Several people advised me to let him cry for some time, and then he’d grow used to being alone. And I did try it—I went for a bath leaving him in his pram in the room. And he cried non-stop for 20 minutes flat, and was still crying when I came out.

After that, every time I was alone and had to take a bath I would wheel his pram right into the bathroom.

But at least I was having a bath—if I was at my in laws place I used to just pour water all over myself and rush out.

Is there any wonder I hated motherhood more times than I loved it?

And now I have this chance to write once again and I couldn’t let this baby walk all over this too. I try writing with him lying close-by, but  after six months a baby starts belly-crawling and rolling over and—wouldn’t you just know it—all that he wants is the laptop mommy is working on. Or the book she is reading. Or the pen she is writing with. And it has to be that very thing and no other.

And so I wanted to kiss Shabnam’s hands when she arrived. Yes, the maid.

Suddenly life feels so much lighter. I can read in peace, I can write in peace. I can bathe in peace; I can urinate and defecate in peace.

I have someone to alternate the nappy changing with. Or the bottle feeding with. And most of all, if I am unwell or dead tired, I have someone to call out groggily at, “Please make Hasan’s bottle this time… I’m dead”

I can go out now with Shabnam sharing the handling of Hasan. I can visit friends without Hasan bawling for attention, I can go shopping without wondering how on earth to do it with a baby in my arms. She has taken half the load off.

That half which is supposed to be shared by the baby’s father. My husband.

Somewhere in my head a voice echoes: “You don’t need a husband, darling. You need a maid.”

Yes, Yes and Yes. And No.

Yes you need a maid. But you don’t need a husband?

Yes, you only need a maid if all you require is a load-sharing caregiver for the child. Yes, you only need a maid if the child’s emotional, mental and physical development is not in the least bit affected by the near-constant absence of one parent.

And yes, you most certainly only need that maid if you’re a lesbian—assuming that the maid is one too, and she completely reciprocates your feelings.

Because if you’re just a heterosexual woman with a heterosexual woman’s needs and desires—including those pertaining to close companionship and emotional as well as physical warmth—you most definitely need that darned husband.

Or if you do not believe in the institution of marriage and are not dependent upon the marital bond for the fulfilment of your desires then I say, thumbs up to you. Go ahead, darling, you just need a maid.

Chapter 26(ii):The unChinese curse


“May you live in interesting times.”

— Assignment A —
Reproduce a passage of the essay on motherhood and the maid, beginning at the words "Suddenly life feels" and stopping after "Yes. And No.".
— Assignment B —
List everything the narrator of the essay on motherhood and the maid says she can now do in peace.
— Assignment C —
Write the next part of the essay on motherhood and the maid, picking up after its final line.

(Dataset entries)
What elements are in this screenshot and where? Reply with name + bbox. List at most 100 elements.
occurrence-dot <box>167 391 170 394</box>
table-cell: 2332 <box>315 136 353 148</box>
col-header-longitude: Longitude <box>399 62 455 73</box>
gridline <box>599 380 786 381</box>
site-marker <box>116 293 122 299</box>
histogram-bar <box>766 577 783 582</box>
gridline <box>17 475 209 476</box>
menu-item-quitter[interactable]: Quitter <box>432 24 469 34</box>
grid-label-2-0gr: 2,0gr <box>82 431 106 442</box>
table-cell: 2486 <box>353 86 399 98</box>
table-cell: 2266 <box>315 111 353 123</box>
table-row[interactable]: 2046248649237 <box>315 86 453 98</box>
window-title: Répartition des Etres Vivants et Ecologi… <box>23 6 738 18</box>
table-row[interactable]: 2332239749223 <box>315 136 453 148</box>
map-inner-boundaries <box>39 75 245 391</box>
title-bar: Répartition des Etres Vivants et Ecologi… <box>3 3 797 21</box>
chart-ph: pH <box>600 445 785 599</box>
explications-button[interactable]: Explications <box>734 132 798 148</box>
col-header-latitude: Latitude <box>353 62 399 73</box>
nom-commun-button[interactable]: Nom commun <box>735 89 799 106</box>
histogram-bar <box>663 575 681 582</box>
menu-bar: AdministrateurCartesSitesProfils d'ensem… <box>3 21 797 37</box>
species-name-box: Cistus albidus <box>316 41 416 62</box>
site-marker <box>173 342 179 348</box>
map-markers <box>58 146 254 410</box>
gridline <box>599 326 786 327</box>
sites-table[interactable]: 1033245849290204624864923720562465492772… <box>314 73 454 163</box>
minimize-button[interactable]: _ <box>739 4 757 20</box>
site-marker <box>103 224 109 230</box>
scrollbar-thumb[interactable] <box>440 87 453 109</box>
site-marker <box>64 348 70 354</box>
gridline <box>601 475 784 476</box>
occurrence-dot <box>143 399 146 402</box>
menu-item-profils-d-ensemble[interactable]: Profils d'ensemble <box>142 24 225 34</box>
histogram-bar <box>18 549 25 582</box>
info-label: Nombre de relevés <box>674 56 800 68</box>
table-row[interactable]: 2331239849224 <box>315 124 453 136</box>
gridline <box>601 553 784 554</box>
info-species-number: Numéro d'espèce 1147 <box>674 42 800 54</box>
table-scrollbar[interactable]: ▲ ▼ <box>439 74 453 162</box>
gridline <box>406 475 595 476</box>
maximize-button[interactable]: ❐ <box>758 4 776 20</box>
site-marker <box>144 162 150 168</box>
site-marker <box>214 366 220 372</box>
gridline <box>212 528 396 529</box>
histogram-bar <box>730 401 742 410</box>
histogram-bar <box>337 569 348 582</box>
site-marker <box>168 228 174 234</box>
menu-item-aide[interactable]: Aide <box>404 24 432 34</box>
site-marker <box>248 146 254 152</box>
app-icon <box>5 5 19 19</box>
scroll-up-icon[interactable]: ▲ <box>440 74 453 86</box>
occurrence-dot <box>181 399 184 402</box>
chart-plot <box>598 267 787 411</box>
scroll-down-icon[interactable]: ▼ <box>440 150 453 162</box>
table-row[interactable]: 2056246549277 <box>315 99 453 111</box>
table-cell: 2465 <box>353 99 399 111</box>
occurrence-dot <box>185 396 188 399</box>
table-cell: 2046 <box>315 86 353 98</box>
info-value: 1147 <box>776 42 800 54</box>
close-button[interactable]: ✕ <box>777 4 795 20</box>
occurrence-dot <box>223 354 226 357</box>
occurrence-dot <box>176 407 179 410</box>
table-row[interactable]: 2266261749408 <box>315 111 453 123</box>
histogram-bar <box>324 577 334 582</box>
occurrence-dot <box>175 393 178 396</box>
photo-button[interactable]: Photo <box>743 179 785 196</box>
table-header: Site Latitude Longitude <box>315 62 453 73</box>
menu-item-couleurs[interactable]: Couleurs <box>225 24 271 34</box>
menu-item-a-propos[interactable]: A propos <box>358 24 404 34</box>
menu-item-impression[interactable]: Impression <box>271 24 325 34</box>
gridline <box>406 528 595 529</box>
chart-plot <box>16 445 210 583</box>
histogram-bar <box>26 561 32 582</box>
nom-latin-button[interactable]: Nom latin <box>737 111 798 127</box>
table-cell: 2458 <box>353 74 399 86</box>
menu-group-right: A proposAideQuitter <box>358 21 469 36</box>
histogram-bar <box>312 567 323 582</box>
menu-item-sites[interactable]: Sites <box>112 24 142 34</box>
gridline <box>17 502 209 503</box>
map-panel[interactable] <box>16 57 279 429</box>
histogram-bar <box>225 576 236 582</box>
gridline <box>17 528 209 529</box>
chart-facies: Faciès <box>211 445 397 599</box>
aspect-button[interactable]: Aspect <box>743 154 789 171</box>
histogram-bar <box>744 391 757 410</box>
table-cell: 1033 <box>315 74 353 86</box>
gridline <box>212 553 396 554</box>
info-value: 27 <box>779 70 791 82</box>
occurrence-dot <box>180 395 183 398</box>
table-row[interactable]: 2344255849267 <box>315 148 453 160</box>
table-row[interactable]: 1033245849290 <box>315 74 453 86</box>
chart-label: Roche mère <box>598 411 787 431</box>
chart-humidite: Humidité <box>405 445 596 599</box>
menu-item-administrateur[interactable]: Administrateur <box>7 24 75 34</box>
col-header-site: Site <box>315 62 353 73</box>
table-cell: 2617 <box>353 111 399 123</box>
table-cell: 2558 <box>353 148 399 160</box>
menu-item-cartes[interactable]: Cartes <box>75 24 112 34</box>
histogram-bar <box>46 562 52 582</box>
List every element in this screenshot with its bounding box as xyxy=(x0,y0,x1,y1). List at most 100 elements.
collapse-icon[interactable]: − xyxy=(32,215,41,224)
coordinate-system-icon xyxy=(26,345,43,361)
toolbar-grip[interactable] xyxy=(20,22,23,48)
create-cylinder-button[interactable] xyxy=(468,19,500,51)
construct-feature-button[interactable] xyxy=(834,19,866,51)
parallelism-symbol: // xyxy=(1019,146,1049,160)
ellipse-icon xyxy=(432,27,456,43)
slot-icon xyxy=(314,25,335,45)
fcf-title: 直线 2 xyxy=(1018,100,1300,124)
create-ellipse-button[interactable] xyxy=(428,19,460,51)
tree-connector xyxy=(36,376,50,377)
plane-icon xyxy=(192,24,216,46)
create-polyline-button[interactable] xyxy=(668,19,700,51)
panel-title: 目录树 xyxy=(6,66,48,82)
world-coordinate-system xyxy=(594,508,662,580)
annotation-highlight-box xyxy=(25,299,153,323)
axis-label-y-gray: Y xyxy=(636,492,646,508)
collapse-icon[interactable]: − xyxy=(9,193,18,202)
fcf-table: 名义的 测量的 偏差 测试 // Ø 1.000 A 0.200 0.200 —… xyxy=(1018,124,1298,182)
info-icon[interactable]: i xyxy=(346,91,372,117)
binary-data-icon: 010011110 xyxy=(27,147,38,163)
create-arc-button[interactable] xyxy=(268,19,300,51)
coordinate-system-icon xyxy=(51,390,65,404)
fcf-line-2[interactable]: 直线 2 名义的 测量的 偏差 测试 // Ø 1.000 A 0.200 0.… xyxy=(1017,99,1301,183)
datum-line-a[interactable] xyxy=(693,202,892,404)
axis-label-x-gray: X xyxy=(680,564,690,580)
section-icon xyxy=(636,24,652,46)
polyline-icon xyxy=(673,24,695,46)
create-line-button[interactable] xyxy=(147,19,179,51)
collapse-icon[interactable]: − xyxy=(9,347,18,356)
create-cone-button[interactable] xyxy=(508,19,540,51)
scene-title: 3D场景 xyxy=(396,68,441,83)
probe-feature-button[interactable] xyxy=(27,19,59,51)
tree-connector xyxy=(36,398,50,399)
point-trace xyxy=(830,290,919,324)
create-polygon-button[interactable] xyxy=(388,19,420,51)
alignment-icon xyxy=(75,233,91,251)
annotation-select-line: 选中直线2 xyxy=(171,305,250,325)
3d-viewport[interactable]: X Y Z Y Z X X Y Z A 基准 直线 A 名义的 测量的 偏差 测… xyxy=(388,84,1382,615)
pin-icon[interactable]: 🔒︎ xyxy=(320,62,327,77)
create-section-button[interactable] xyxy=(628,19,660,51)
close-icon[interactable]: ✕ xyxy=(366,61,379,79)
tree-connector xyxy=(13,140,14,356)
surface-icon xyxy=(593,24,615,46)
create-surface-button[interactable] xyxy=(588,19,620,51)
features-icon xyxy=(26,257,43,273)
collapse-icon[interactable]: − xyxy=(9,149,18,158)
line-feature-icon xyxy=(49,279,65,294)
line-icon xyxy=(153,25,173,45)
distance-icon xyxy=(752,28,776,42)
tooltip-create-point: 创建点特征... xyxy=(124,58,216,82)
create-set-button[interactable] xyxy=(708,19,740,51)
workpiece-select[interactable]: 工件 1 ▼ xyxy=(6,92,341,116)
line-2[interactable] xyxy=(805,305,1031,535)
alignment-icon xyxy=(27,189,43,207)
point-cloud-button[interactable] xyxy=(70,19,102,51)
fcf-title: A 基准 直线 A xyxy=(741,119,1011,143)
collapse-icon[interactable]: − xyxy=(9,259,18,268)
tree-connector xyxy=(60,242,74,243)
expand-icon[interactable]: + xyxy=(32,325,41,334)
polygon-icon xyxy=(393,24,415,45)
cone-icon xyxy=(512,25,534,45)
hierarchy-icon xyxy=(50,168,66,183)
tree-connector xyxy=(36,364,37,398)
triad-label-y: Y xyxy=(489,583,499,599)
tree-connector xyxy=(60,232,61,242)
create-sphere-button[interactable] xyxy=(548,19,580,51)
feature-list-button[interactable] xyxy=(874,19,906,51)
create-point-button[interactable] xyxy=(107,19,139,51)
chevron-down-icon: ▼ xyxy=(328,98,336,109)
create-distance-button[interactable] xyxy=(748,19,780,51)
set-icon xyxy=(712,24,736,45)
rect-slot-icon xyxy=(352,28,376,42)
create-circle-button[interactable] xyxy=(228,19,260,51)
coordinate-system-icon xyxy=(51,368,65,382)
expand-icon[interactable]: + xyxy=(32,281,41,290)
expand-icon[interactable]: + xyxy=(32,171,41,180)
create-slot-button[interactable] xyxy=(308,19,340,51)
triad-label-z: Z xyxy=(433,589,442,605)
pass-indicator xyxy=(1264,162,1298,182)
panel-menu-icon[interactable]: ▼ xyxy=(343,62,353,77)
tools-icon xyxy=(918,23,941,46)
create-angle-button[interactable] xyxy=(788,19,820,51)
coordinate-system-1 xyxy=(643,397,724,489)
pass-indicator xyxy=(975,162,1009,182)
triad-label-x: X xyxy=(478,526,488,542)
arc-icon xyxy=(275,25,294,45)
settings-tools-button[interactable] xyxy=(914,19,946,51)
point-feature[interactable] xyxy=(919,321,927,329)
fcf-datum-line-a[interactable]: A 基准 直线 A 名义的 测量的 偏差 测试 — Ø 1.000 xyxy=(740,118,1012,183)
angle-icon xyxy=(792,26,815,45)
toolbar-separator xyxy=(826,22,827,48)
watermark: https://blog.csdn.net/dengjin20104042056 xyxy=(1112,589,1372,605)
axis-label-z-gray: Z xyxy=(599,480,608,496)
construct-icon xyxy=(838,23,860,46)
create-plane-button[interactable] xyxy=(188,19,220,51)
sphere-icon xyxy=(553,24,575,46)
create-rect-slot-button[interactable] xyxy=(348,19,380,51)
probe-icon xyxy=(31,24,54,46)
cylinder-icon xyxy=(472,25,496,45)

— Exercise output A —
Suddenly life feels so much lighter. I can read in peace, I can write in peace. I can bathe in peace; I can urinate and defecate in peace.

I have someone to alternate the nappy changing with. Or the bottle feeding with. And most of all, if I am unwell or dead tired, I have someone to call out groggily at, “Please make Hasan’s bottle this time… I’m dead”

I can go out now with Shabnam sharing the handling of Hasan. I can visit friends without Hasan bawling for attention, I can go shopping without wondering how on earth to do it with a baby in my arms. She has taken half the load off.

That half which is supposed to be shared by the baby’s father. My husband.

Somewhere in my head a voice echoes: “You don’t need a husband, darling. You need a maid.”

Yes, Yes and Yes. And No.

— Exercise output B —
read, write, bathe, urinate, defecate

— Exercise output C —
That’s a very famous Chinese Curse—famous everywhere except for China, that is.  Quite like the numerous things in which quoting ‘China’ becomes customary, because China is exotic with a mystic eastern air to it—and because ordinary people don’t really pay that much attention to it except for the jawdropping growth rates and bullet trains. And Kung Fu.

Here’s to the un-Chinese curse.

 

June 13, 2013

7 p.m.

Remember where we left off last time? Sajjad and I were sitting at a bench across the road from the lake, waiting for the rain to stop. (And it isn’t remotely as romantic as it sounds: the bench across the road does NOT face the lake, so we have our backs to it. With Hasan in one set of arms and a positively enormous baby-supplies bag in the other set, and two umbrellas balanced precariously between us three, we’re neither of us remotely inclined to crane our necks and gaze at the view behind. )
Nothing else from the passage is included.